↓↓↓
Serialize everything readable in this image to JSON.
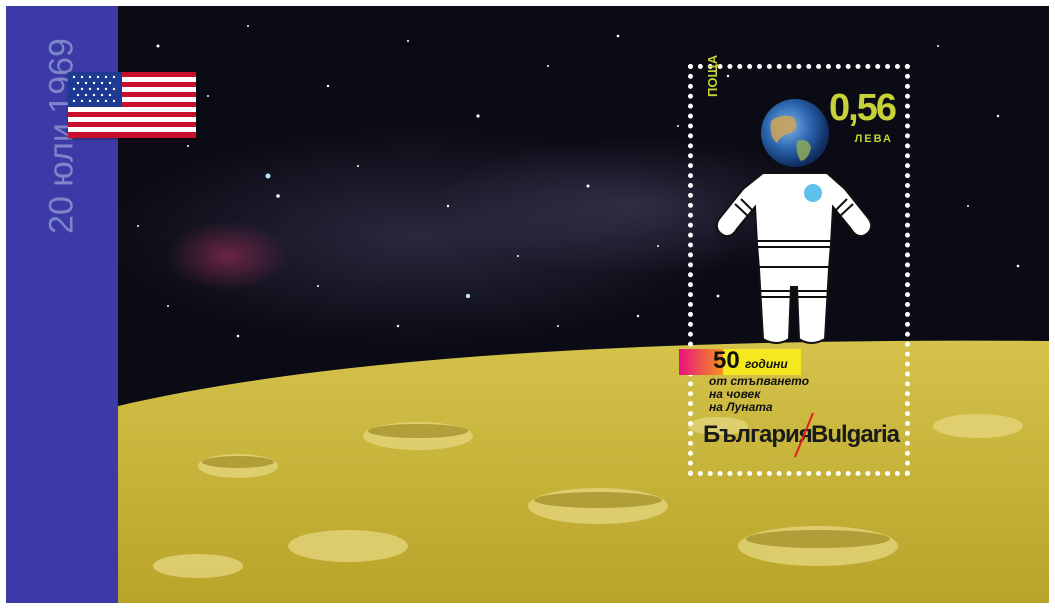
{
  "side_panel": {
    "date": "20 юли 1969",
    "background_color": "#3b3aa6",
    "text_color": "#7d86c8"
  },
  "flag": {
    "icon": "us-flag-icon"
  },
  "stamp": {
    "post_label": "ПОЩА",
    "denomination": "0,56",
    "currency": "ЛЕВА",
    "anniversary_number": "50",
    "anniversary_word": "години",
    "caption_lines": [
      "от стъпването",
      "на човек",
      "на Луната"
    ],
    "country_bg": "България",
    "country_en": "Bulgaria",
    "accent_color": "#c6d238"
  },
  "scene": {
    "sky_color": "#0a0b14",
    "moon_color": "#c7b338"
  }
}
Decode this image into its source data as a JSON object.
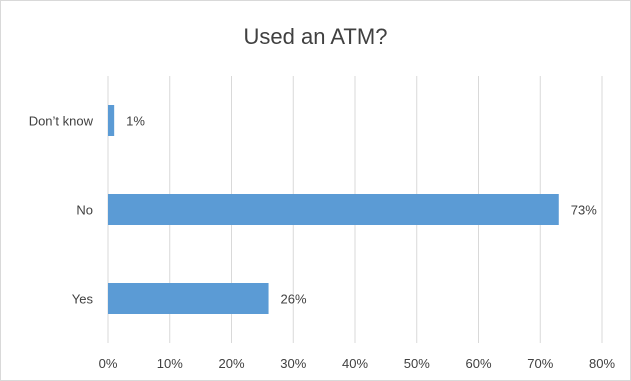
{
  "chart_data": {
    "type": "bar",
    "orientation": "horizontal",
    "title": "Used an ATM?",
    "xlabel": "",
    "ylabel": "",
    "categories": [
      "Don’t know",
      "No",
      "Yes"
    ],
    "values": [
      1,
      73,
      26
    ],
    "data_labels": [
      "1%",
      "73%",
      "26%"
    ],
    "xlim": [
      0,
      80
    ],
    "x_ticks": [
      0,
      10,
      20,
      30,
      40,
      50,
      60,
      70,
      80
    ],
    "x_tick_labels": [
      "0%",
      "10%",
      "20%",
      "30%",
      "40%",
      "50%",
      "60%",
      "70%",
      "80%"
    ],
    "unit": "%",
    "grid": "vertical",
    "legend": "none",
    "bar_color": "#5b9bd5",
    "grid_color": "#d9d9d9"
  }
}
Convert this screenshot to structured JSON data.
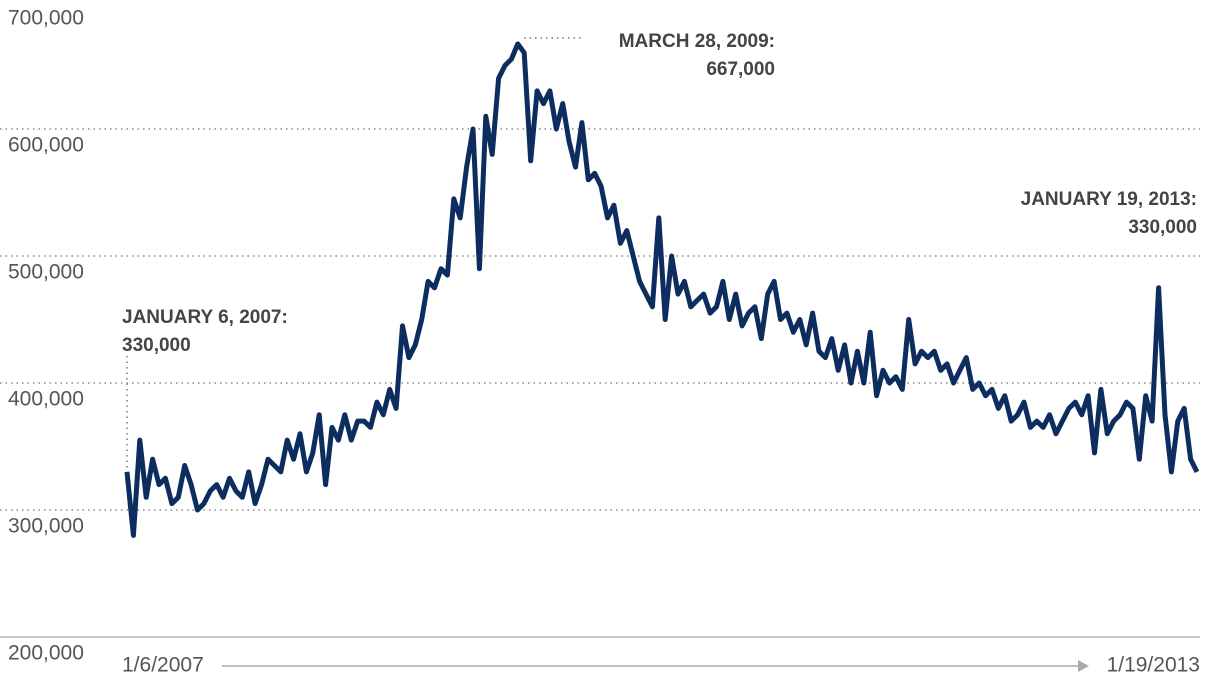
↑↑↑
WHAT NEEDS TO BE DONE
Skip all pictures. Write out only the lines from the one containing "Decode this image" to the end of the listing above, inclusive, exactly as given.

TASK SOLUTION
Decode this image into its source data as a JSON object.
{
  "chart_data": {
    "type": "bar",
    "orientation": "horizontal",
    "title": "Used an ATM?",
    "xlabel": "",
    "ylabel": "",
    "categories": [
      "Don’t know",
      "No",
      "Yes"
    ],
    "values": [
      1,
      73,
      26
    ],
    "data_labels": [
      "1%",
      "73%",
      "26%"
    ],
    "xlim": [
      0,
      80
    ],
    "x_ticks": [
      0,
      10,
      20,
      30,
      40,
      50,
      60,
      70,
      80
    ],
    "x_tick_labels": [
      "0%",
      "10%",
      "20%",
      "30%",
      "40%",
      "50%",
      "60%",
      "70%",
      "80%"
    ],
    "unit": "%",
    "grid": "vertical",
    "legend": "none",
    "bar_color": "#5b9bd5",
    "grid_color": "#d9d9d9"
  }
}
Convert this screenshot to structured JSON data.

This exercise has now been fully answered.